┌──

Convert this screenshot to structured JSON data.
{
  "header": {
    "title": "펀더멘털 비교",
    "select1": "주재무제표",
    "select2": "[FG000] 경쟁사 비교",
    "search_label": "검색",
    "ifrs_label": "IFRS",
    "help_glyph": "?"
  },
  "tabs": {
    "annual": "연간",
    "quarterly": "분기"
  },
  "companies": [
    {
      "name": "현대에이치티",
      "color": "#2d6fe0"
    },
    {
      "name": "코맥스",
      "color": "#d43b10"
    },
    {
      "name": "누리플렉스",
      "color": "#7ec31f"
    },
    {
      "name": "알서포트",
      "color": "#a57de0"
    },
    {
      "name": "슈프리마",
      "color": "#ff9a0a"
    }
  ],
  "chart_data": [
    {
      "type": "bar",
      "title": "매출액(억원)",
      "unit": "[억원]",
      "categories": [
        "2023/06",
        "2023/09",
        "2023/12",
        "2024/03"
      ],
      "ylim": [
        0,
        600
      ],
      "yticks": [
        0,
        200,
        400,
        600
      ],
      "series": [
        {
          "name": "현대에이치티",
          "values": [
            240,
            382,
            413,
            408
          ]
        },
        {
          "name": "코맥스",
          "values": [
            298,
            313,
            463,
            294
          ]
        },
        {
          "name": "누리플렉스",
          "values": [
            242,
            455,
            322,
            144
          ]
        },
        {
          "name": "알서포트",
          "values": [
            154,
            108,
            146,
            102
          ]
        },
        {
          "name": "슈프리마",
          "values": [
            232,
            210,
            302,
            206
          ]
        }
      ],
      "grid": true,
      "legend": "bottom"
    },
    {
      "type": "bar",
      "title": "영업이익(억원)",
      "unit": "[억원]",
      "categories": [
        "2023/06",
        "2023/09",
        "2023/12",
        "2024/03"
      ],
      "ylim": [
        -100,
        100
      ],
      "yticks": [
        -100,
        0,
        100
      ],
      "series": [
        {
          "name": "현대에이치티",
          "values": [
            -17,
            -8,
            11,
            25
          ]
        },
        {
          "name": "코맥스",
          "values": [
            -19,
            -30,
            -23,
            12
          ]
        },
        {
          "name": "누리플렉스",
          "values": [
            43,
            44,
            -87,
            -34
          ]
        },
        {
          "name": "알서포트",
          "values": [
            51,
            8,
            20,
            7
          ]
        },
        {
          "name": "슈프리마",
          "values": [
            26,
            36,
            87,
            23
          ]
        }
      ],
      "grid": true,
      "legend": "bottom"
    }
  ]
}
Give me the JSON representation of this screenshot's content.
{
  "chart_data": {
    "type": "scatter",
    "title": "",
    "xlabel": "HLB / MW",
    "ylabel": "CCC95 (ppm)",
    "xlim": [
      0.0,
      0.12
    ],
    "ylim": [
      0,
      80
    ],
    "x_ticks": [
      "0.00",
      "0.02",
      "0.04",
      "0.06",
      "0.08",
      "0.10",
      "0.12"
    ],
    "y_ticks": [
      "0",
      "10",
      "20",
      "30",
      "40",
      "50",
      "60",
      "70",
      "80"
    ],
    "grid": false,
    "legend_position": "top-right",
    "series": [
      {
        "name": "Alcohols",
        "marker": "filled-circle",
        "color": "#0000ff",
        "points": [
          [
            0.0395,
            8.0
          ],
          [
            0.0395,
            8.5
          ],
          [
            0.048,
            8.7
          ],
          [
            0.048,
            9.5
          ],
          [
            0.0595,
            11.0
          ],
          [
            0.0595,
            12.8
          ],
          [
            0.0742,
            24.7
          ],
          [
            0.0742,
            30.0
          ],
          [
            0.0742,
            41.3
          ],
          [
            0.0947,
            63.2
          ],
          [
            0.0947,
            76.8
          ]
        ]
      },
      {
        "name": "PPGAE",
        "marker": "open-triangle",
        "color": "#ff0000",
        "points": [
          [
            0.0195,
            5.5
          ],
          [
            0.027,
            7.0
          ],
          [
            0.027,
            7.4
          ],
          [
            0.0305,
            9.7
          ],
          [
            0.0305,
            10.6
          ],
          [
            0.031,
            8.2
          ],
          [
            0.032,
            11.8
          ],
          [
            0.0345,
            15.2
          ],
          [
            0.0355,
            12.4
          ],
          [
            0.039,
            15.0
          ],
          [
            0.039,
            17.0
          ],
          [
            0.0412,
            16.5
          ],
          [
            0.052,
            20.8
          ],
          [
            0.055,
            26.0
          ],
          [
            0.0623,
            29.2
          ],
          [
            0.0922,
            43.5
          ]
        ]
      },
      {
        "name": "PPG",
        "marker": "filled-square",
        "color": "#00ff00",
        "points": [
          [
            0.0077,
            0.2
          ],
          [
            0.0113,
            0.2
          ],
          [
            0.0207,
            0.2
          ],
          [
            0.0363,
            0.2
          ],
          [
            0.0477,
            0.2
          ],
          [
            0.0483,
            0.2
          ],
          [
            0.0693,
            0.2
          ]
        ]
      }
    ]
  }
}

└──
┌──

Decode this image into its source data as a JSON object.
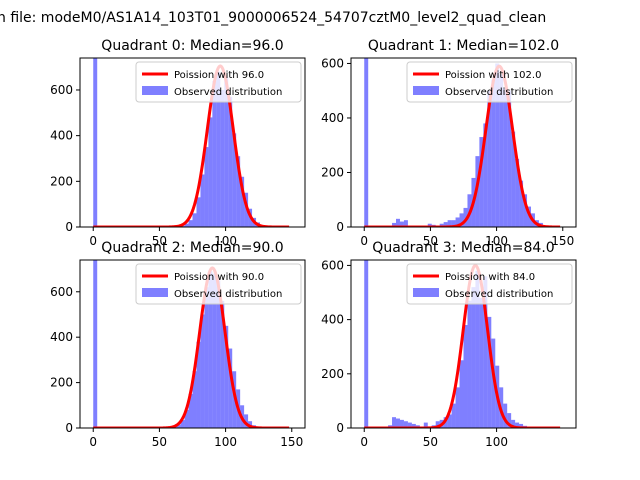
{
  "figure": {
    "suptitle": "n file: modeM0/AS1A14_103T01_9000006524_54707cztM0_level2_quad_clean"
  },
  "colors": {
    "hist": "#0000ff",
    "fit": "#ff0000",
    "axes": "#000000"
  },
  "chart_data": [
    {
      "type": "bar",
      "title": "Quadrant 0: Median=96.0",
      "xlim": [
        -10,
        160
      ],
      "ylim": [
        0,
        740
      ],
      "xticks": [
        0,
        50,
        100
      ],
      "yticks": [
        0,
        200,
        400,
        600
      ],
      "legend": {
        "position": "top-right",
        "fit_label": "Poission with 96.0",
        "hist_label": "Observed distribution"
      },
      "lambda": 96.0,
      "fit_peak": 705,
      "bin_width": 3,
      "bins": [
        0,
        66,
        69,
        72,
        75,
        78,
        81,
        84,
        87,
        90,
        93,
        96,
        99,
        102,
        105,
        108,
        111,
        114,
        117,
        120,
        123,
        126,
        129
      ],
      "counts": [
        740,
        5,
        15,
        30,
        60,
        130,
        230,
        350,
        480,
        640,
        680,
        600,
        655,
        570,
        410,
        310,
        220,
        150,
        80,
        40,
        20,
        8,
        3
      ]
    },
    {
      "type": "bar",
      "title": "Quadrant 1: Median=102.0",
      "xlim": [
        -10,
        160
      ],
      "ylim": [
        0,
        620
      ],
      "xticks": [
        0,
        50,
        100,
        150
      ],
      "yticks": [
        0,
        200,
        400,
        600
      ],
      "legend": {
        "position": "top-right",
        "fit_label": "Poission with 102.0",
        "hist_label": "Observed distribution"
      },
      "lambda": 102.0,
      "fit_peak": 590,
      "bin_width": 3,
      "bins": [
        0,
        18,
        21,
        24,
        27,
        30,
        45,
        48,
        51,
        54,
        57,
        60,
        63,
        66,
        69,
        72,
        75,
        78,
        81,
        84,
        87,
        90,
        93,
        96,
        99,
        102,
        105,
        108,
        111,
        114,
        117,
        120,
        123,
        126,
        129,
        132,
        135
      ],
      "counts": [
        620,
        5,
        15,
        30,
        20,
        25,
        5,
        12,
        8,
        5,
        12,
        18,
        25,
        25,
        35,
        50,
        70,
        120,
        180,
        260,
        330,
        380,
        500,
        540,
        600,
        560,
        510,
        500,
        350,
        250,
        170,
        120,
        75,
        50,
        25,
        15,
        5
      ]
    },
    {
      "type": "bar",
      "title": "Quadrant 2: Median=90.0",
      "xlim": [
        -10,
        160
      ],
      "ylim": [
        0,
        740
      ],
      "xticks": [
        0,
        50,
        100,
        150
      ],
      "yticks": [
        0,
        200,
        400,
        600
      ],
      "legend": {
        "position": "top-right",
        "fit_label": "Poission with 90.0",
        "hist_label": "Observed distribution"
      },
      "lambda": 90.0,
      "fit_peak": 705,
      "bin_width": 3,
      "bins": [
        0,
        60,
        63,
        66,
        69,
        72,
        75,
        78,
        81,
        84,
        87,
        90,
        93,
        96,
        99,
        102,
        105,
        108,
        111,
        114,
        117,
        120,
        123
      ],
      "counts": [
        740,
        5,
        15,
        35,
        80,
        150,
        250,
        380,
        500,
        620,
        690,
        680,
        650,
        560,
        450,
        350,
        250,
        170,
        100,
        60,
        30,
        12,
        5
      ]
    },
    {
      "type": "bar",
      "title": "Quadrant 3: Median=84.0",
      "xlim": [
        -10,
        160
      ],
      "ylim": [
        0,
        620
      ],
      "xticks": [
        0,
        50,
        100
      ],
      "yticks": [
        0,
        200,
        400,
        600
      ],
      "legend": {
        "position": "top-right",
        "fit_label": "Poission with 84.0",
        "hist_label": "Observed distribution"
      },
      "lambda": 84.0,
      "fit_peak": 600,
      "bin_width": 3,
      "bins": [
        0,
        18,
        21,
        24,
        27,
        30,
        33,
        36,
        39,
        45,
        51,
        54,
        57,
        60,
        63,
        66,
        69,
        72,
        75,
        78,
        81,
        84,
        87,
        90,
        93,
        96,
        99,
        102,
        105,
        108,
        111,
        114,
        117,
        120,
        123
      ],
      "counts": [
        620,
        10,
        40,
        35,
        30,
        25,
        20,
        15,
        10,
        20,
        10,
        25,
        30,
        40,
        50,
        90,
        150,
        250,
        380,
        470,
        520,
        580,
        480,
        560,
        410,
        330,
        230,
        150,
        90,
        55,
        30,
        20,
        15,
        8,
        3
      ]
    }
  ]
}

└──

PROBLEM: Find each line holding the word "this" and copy it.

OUTPUT OF THE EXERCISE:
Convert this screenshot to structured JSON data.
Give me the JSON representation of this screenshot's content.
Decode this image into its source data as a JSON object.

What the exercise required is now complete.